-- START OF DATA FOR THE TASK --

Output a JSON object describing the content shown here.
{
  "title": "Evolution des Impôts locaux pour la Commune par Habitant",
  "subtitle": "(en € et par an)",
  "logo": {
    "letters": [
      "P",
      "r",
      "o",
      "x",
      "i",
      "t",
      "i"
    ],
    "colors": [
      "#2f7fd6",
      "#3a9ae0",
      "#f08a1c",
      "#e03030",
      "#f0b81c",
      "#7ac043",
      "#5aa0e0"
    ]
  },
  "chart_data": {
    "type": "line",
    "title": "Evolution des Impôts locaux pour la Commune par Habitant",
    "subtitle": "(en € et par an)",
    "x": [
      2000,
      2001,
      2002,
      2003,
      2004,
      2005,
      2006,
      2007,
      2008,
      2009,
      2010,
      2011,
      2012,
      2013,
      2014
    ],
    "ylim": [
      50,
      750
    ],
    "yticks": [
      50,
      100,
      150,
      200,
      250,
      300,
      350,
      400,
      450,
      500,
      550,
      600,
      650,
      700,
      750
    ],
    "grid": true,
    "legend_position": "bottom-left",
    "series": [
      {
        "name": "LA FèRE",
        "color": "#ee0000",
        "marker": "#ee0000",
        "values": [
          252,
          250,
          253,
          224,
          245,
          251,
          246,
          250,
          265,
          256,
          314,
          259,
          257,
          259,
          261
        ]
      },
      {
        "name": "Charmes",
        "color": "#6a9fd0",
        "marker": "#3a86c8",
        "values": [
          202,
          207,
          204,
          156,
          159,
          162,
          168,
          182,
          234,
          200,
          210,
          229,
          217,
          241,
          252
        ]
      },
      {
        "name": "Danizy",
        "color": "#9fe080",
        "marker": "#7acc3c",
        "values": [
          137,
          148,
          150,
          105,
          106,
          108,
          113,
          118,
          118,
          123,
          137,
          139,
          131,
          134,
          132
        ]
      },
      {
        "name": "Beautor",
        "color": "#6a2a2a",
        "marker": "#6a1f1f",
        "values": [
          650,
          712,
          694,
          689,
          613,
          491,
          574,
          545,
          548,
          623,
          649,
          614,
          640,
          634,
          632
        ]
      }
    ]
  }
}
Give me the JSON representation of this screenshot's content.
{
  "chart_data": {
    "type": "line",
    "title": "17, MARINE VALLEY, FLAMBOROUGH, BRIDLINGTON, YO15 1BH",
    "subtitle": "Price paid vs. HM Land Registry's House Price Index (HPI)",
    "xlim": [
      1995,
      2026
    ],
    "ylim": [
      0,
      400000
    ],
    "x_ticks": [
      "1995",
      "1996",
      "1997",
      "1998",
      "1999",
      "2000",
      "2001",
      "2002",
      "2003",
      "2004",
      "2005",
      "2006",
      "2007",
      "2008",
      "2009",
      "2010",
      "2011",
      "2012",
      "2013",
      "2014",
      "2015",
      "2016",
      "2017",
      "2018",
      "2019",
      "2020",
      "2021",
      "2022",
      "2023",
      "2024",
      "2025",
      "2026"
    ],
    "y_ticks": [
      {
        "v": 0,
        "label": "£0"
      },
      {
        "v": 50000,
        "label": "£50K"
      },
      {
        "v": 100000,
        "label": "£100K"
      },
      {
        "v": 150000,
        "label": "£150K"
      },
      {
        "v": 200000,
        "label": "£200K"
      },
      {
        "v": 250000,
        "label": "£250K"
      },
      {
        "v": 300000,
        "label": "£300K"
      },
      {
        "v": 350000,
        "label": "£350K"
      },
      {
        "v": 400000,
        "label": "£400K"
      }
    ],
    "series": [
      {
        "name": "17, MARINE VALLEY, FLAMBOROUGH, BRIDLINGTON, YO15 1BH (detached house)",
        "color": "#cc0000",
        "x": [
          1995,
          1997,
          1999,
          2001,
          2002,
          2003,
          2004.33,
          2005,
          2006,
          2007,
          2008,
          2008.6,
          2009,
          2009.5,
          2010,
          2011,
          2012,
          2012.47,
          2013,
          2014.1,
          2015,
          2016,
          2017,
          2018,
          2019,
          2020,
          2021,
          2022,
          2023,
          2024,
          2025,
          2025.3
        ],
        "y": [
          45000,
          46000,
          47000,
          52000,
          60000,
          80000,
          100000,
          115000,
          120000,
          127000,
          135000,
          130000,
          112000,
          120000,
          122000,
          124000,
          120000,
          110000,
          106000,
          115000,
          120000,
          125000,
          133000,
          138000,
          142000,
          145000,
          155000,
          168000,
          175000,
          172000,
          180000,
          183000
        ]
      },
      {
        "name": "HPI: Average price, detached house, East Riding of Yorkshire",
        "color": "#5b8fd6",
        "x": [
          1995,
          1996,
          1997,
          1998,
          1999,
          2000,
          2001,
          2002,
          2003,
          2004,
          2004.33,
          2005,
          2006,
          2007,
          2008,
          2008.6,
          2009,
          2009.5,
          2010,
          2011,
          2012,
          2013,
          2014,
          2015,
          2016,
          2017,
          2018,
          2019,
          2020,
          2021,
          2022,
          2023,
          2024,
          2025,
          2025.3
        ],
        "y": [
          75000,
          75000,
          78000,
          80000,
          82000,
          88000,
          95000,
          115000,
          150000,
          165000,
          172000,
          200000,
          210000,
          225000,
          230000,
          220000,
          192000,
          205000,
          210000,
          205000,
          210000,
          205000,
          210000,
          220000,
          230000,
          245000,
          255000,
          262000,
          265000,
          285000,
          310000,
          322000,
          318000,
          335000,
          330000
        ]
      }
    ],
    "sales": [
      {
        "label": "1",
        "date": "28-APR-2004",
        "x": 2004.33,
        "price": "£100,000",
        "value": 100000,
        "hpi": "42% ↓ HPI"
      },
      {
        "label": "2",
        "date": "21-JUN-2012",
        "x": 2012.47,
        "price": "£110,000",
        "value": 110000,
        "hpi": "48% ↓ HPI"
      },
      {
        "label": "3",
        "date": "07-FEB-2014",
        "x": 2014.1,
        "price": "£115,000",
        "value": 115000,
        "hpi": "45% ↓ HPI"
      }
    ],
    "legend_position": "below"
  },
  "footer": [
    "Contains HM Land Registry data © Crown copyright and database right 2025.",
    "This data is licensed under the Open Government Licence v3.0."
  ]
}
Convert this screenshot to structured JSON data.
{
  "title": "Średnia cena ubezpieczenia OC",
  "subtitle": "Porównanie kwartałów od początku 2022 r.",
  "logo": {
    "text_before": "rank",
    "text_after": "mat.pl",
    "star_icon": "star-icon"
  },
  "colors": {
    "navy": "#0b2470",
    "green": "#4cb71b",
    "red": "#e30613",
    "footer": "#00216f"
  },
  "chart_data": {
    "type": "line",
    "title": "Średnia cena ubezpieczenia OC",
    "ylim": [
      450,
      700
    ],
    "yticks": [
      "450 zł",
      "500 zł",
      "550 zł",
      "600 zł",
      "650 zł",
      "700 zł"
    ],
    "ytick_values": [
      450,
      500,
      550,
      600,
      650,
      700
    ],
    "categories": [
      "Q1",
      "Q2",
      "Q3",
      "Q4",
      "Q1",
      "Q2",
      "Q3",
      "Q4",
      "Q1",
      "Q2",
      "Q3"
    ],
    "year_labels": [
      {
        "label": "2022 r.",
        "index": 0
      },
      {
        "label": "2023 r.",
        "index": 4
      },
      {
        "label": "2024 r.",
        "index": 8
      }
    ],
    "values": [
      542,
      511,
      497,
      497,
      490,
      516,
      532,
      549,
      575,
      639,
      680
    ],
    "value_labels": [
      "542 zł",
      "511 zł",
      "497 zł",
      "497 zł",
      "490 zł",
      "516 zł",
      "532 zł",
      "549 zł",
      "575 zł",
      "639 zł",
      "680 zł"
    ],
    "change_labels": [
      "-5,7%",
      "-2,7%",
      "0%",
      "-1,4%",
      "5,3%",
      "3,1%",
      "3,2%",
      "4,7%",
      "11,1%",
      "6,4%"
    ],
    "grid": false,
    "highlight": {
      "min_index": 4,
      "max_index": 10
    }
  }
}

-- END OF DATA FOR THE TASK --

== WRITTEN INSTRUCTION ==
Look for the word "Średnia" in every line of the listing and copy the lines that have it.

== FINISHED TASK ==
  "title": "Średnia cena ubezpieczenia OC",
    "title": "Średnia cena ubezpieczenia OC",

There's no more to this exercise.